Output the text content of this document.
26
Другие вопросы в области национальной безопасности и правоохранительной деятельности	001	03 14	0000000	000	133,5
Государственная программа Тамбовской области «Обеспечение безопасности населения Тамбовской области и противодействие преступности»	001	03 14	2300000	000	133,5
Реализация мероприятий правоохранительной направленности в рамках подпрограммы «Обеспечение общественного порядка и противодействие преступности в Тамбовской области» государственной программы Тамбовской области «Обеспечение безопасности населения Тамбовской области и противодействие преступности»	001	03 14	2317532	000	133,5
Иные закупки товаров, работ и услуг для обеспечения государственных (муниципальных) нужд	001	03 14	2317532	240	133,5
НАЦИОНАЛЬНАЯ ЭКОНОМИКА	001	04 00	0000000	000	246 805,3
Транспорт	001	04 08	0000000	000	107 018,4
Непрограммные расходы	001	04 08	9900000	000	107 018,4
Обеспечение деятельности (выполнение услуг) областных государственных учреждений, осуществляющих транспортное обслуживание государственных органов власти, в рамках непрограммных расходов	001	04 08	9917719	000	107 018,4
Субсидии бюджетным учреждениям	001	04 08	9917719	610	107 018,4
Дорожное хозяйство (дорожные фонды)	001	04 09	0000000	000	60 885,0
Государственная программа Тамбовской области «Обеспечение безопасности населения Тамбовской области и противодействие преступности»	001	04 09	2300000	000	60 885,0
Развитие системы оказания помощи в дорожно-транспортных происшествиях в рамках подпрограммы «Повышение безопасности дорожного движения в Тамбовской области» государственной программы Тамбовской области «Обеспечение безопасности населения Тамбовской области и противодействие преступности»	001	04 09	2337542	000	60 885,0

..............................

Copy each line of the listing that holds the word "деятельности".

Другие вопросы в области национальной безопасности и правоохранительной деятельности	001	03 14	0000000	000	133,5
Обеспечение деятельности (выполнение услуг) областных государственных учреждений, осуществляющих транспортное обслуживание государственных органов власти, в рамках непрограммных расходов	001	04 08	9917719	000	107 018,4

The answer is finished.